SHORT TASK:
Find the string "JSON" in the records. Copy every line it appears in.

ENTRIES:
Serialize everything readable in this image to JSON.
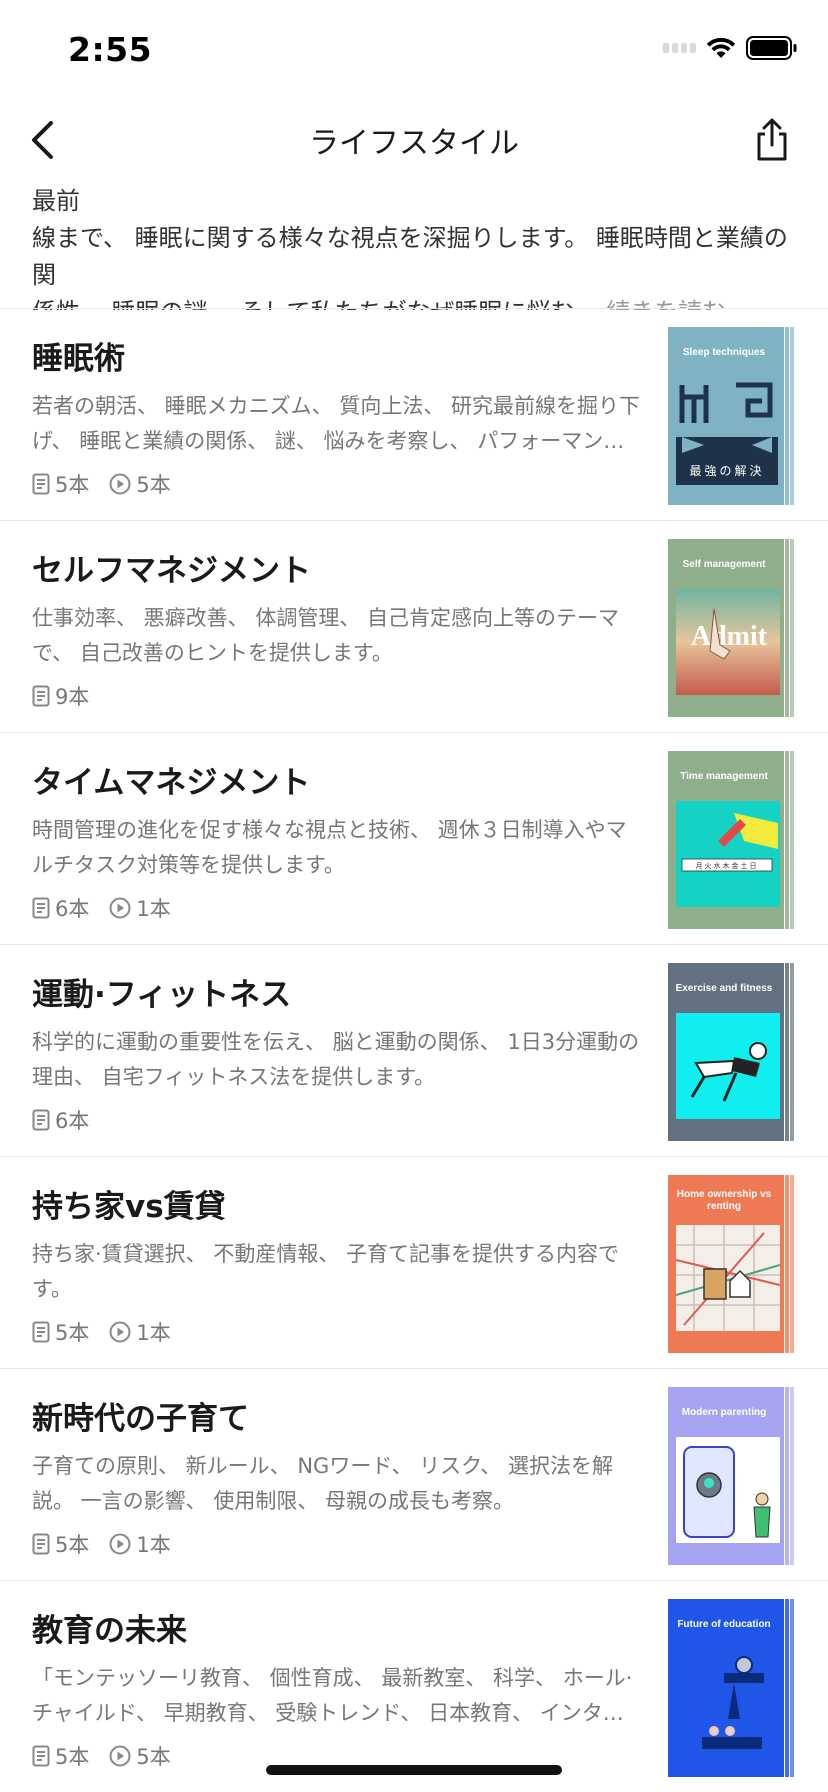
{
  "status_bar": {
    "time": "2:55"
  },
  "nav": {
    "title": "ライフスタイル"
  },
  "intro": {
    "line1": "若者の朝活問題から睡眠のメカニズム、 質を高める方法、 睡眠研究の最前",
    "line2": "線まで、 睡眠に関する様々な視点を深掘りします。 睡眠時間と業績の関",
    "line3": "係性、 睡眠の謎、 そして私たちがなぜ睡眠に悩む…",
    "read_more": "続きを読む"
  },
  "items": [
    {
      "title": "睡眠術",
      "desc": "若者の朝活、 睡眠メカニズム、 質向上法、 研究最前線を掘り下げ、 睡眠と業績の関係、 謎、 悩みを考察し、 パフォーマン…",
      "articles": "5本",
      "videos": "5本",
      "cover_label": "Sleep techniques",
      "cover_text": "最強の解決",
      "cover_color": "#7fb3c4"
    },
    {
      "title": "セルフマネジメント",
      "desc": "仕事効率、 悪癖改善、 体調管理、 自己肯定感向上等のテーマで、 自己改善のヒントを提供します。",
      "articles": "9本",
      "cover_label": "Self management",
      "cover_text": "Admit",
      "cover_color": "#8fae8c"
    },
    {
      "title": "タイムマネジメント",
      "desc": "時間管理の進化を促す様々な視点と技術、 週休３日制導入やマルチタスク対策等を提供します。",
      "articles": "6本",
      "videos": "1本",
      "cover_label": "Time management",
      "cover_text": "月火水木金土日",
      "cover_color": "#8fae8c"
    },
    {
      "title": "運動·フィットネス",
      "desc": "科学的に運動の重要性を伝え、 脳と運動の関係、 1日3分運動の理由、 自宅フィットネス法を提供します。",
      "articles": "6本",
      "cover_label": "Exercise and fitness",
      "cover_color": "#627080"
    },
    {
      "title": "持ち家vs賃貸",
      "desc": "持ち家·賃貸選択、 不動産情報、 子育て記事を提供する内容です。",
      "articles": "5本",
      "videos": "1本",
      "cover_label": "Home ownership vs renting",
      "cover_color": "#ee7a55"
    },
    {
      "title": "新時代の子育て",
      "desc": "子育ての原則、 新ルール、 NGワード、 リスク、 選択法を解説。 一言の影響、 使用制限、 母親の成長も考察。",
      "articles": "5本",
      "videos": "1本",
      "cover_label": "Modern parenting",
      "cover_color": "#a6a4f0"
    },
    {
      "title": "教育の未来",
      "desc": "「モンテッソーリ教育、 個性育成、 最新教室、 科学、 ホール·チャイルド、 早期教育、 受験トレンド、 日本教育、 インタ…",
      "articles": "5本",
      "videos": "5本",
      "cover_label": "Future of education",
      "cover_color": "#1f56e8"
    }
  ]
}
==
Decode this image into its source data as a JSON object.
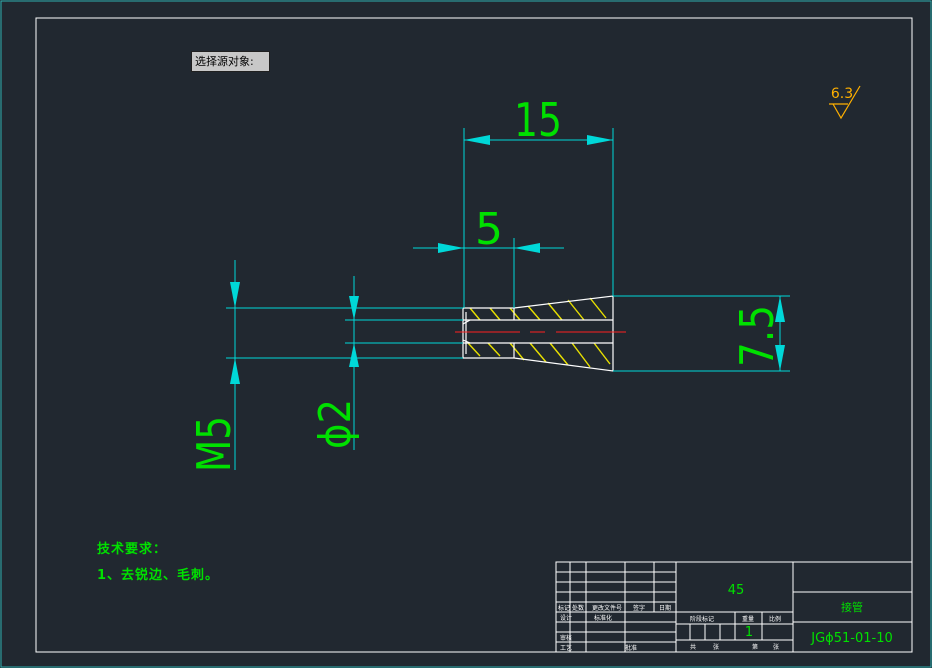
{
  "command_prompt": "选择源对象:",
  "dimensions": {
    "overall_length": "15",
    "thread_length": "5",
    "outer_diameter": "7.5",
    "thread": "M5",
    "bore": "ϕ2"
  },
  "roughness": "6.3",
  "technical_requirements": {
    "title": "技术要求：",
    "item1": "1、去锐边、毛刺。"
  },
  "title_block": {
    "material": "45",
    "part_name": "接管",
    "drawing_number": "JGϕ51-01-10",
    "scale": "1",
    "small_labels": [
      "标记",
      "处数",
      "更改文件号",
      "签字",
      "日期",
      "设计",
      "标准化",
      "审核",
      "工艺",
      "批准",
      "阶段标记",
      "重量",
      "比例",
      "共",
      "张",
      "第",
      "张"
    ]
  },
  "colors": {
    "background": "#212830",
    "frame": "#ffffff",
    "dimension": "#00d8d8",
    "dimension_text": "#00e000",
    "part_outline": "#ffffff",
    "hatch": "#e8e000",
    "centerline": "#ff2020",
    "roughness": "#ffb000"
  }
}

EXERCISE RESULT:
Serialize everything readable in this image to JSON.
Decode this image into its source data as a JSON object.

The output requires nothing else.